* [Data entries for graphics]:
- - - -
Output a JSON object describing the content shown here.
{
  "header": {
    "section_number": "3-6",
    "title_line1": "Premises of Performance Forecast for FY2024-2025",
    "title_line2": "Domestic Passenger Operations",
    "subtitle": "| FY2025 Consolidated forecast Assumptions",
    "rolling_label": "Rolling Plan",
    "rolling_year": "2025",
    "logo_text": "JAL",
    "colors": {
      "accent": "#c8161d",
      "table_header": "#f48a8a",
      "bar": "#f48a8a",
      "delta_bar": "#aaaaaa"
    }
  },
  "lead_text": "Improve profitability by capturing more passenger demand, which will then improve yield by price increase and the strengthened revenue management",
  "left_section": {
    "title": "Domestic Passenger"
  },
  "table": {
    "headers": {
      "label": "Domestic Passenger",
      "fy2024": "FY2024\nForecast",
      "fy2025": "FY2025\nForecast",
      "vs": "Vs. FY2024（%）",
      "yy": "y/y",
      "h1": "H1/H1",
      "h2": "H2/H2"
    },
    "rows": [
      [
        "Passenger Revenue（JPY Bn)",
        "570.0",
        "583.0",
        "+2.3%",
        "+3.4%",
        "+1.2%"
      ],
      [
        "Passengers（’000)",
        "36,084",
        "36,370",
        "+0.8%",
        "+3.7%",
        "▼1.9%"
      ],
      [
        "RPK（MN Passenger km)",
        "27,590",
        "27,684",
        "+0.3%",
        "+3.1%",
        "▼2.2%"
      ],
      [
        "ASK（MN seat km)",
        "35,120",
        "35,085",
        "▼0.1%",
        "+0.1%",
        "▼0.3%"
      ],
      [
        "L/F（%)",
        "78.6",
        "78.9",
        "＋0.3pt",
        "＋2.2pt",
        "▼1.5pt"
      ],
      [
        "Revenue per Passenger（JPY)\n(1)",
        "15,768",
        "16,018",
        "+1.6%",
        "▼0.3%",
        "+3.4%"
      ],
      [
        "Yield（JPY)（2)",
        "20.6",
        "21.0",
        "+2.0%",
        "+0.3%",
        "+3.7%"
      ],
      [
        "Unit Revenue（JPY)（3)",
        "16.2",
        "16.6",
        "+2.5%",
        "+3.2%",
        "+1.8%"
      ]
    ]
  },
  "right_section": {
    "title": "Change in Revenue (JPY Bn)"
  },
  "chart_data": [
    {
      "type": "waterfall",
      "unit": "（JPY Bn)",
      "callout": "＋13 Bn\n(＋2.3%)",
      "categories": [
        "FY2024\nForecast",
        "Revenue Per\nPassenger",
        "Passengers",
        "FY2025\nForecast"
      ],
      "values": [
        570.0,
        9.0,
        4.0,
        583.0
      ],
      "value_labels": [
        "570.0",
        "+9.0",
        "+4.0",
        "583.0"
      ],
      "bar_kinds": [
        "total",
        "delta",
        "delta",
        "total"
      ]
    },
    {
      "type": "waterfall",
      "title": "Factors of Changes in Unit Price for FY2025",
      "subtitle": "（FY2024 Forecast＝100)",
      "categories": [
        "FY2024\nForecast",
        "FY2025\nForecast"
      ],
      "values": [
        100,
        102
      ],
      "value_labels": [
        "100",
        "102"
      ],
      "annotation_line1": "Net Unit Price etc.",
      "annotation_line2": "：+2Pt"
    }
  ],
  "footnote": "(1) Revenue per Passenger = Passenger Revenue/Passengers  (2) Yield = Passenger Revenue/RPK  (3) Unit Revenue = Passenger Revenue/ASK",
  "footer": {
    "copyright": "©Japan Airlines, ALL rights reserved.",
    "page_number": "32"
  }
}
- - - -
Identify the lines that hold the word "Passengers". Copy every one of them.

* [REPLY TO THE TASK]:
        "Passengers（’000)",
        "Passengers",
  "footnote": "(1) Revenue per Passenger = Passenger Revenue/Passengers  (2) Yield = Passenger Revenue/RPK  (3) Unit Revenue = Passenger Revenue/ASK",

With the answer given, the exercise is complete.